[Excerpts from a figure dataset]

[BEGIN]

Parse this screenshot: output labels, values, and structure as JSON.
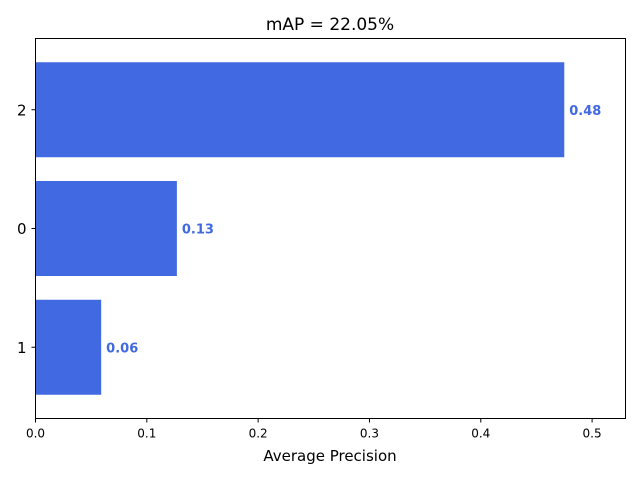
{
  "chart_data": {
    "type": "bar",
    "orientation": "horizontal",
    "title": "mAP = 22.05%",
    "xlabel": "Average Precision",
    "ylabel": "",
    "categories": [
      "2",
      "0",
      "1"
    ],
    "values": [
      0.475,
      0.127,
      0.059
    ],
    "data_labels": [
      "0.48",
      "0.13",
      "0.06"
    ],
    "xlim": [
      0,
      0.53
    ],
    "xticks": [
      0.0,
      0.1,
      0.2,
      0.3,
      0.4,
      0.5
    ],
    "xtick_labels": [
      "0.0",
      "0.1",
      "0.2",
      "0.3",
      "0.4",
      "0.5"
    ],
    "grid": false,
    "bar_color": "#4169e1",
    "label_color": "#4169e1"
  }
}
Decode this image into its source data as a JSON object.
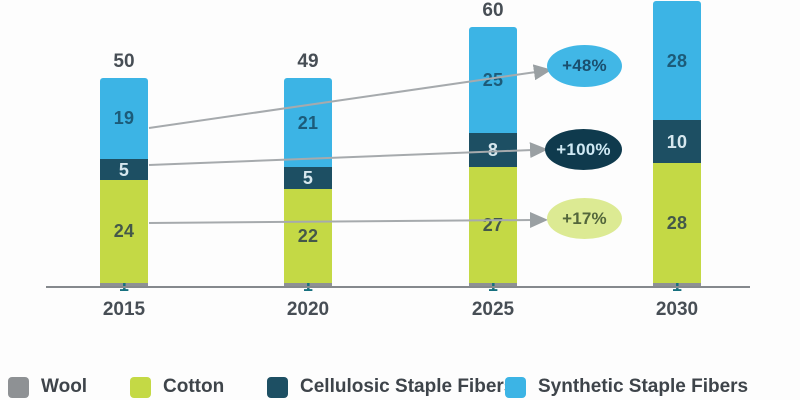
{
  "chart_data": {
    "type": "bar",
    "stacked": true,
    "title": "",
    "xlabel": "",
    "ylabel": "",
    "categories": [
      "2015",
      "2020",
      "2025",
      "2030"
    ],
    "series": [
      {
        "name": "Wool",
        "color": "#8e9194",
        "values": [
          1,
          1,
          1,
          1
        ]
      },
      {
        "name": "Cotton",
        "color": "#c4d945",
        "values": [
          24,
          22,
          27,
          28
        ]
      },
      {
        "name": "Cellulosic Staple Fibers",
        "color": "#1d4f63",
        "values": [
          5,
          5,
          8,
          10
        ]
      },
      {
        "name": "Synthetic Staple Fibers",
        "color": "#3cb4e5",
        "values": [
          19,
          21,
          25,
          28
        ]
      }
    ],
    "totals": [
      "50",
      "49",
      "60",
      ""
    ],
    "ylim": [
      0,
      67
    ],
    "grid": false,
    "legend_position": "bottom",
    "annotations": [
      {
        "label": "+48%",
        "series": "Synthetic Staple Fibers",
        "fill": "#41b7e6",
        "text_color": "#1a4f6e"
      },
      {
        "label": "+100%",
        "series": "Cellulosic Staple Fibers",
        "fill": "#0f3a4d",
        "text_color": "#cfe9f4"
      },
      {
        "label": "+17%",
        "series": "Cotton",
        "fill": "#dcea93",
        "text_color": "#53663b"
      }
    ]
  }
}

[END]

- [Problem details] Give the count of lines in the listing that hold the word "Cellulosic", with no other text.

- [Solution to the problem] 2